### Stored data

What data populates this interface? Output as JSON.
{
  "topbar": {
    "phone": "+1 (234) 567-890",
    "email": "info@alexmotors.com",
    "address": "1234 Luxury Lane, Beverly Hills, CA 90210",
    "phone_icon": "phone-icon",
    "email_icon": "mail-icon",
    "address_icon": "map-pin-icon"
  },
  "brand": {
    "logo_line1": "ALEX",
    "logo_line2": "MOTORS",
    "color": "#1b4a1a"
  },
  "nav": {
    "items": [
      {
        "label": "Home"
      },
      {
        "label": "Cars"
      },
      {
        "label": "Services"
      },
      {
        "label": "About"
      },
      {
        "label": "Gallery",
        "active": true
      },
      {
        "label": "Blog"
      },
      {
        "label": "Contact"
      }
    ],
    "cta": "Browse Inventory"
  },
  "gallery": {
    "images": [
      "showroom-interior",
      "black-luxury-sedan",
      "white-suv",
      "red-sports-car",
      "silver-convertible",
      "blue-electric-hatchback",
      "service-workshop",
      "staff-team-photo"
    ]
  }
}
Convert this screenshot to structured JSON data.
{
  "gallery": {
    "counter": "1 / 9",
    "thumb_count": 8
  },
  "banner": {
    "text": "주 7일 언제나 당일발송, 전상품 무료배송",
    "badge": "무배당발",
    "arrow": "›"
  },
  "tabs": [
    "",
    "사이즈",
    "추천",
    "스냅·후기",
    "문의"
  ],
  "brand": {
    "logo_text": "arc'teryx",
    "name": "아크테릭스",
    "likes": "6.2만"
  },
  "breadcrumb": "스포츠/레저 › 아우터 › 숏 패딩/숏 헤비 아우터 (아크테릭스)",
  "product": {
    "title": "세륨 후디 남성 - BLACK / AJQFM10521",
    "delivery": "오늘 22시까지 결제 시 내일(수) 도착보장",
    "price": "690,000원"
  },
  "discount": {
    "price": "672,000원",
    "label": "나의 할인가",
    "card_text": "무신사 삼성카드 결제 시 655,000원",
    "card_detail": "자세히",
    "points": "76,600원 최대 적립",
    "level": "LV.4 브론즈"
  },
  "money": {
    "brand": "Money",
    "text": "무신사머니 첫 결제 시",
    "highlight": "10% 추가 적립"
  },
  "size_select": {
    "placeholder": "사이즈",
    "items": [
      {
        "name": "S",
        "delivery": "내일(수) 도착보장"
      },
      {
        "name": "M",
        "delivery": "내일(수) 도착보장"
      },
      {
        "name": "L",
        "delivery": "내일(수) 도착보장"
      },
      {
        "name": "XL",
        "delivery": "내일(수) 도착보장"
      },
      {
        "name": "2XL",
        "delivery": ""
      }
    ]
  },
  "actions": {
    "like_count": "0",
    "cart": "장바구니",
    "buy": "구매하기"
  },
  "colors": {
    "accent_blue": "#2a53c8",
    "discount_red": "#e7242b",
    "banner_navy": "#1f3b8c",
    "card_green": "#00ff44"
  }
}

### Task directions
Your output consists solely of the lines from the one with "Convert this screenshot" through the last line, copied exactly.

### Final result
Convert this screenshot to structured JSON data.
{
  "gallery": {
    "counter": "1 / 9",
    "thumb_count": 8
  },
  "banner": {
    "text": "주 7일 언제나 당일발송, 전상품 무료배송",
    "badge": "무배당발",
    "arrow": "›"
  },
  "tabs": [
    "",
    "사이즈",
    "추천",
    "스냅·후기",
    "문의"
  ],
  "brand": {
    "logo_text": "arc'teryx",
    "name": "아크테릭스",
    "likes": "6.2만"
  },
  "breadcrumb": "스포츠/레저 › 아우터 › 숏 패딩/숏 헤비 아우터 (아크테릭스)",
  "product": {
    "title": "세륨 후디 남성 - BLACK / AJQFM10521",
    "delivery": "오늘 22시까지 결제 시 내일(수) 도착보장",
    "price": "690,000원"
  },
  "discount": {
    "price": "672,000원",
    "label": "나의 할인가",
    "card_text": "무신사 삼성카드 결제 시 655,000원",
    "card_detail": "자세히",
    "points": "76,600원 최대 적립",
    "level": "LV.4 브론즈"
  },
  "money": {
    "brand": "Money",
    "text": "무신사머니 첫 결제 시",
    "highlight": "10% 추가 적립"
  },
  "size_select": {
    "placeholder": "사이즈",
    "items": [
      {
        "name": "S",
        "delivery": "내일(수) 도착보장"
      },
      {
        "name": "M",
        "delivery": "내일(수) 도착보장"
      },
      {
        "name": "L",
        "delivery": "내일(수) 도착보장"
      },
      {
        "name": "XL",
        "delivery": "내일(수) 도착보장"
      },
      {
        "name": "2XL",
        "delivery": ""
      }
    ]
  },
  "actions": {
    "like_count": "0",
    "cart": "장바구니",
    "buy": "구매하기"
  },
  "colors": {
    "accent_blue": "#2a53c8",
    "discount_red": "#e7242b",
    "banner_navy": "#1f3b8c",
    "card_green": "#00ff44"
  }
}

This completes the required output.